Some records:
──────────

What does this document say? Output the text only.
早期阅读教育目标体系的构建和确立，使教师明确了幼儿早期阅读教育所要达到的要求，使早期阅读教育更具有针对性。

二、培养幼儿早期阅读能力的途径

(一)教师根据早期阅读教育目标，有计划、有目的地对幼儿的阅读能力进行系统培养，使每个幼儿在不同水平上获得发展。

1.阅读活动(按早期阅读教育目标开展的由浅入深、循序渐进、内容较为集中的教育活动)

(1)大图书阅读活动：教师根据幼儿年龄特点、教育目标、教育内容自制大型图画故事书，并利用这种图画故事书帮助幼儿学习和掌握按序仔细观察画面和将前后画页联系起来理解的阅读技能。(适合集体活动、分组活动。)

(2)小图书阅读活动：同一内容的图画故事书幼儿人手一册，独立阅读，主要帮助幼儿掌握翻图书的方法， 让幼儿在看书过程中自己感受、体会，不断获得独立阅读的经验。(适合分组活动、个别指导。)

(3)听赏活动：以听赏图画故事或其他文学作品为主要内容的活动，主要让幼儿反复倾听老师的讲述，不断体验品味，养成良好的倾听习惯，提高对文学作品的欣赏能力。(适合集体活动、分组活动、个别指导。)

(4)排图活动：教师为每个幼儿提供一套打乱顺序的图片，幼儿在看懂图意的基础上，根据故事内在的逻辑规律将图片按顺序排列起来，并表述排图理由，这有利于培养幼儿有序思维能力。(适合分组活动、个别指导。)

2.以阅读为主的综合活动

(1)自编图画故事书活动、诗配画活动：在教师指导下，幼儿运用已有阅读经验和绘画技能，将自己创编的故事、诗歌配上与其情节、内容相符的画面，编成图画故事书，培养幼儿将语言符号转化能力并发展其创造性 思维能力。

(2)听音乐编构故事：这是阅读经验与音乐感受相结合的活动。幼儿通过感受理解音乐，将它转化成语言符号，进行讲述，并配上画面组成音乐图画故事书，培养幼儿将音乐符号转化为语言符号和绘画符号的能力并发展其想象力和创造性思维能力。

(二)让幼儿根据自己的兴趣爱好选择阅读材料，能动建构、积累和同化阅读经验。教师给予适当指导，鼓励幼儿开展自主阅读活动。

──────────

AIM OF THE EXERCISE: Reproduce the records in full, exactly as written.

COMPLETE ANSWER:
What does this document say? Output the text only.
早期阅读教育目标体系的构建和确立，使教师明确了幼儿早期阅读教育所要达到的要求，使早期阅读教育更具有针对性。

二、培养幼儿早期阅读能力的途径

(一)教师根据早期阅读教育目标，有计划、有目的地对幼儿的阅读能力进行系统培养，使每个幼儿在不同水平上获得发展。

1.阅读活动(按早期阅读教育目标开展的由浅入深、循序渐进、内容较为集中的教育活动)

(1)大图书阅读活动：教师根据幼儿年龄特点、教育目标、教育内容自制大型图画故事书，并利用这种图画故事书帮助幼儿学习和掌握按序仔细观察画面和将前后画页联系起来理解的阅读技能。(适合集体活动、分组活动。)

(2)小图书阅读活动：同一内容的图画故事书幼儿人手一册，独立阅读，主要帮助幼儿掌握翻图书的方法， 让幼儿在看书过程中自己感受、体会，不断获得独立阅读的经验。(适合分组活动、个别指导。)

(3)听赏活动：以听赏图画故事或其他文学作品为主要内容的活动，主要让幼儿反复倾听老师的讲述，不断体验品味，养成良好的倾听习惯，提高对文学作品的欣赏能力。(适合集体活动、分组活动、个别指导。)

(4)排图活动：教师为每个幼儿提供一套打乱顺序的图片，幼儿在看懂图意的基础上，根据故事内在的逻辑规律将图片按顺序排列起来，并表述排图理由，这有利于培养幼儿有序思维能力。(适合分组活动、个别指导。)

2.以阅读为主的综合活动

(1)自编图画故事书活动、诗配画活动：在教师指导下，幼儿运用已有阅读经验和绘画技能，将自己创编的故事、诗歌配上与其情节、内容相符的画面，编成图画故事书，培养幼儿将语言符号转化能力并发展其创造性 思维能力。

(2)听音乐编构故事：这是阅读经验与音乐感受相结合的活动。幼儿通过感受理解音乐，将它转化成语言符号，进行讲述，并配上画面组成音乐图画故事书，培养幼儿将音乐符号转化为语言符号和绘画符号的能力并发展其想象力和创造性思维能力。

(二)让幼儿根据自己的兴趣爱好选择阅读材料，能动建构、积累和同化阅读经验。教师给予适当指导，鼓励幼儿开展自主阅读活动。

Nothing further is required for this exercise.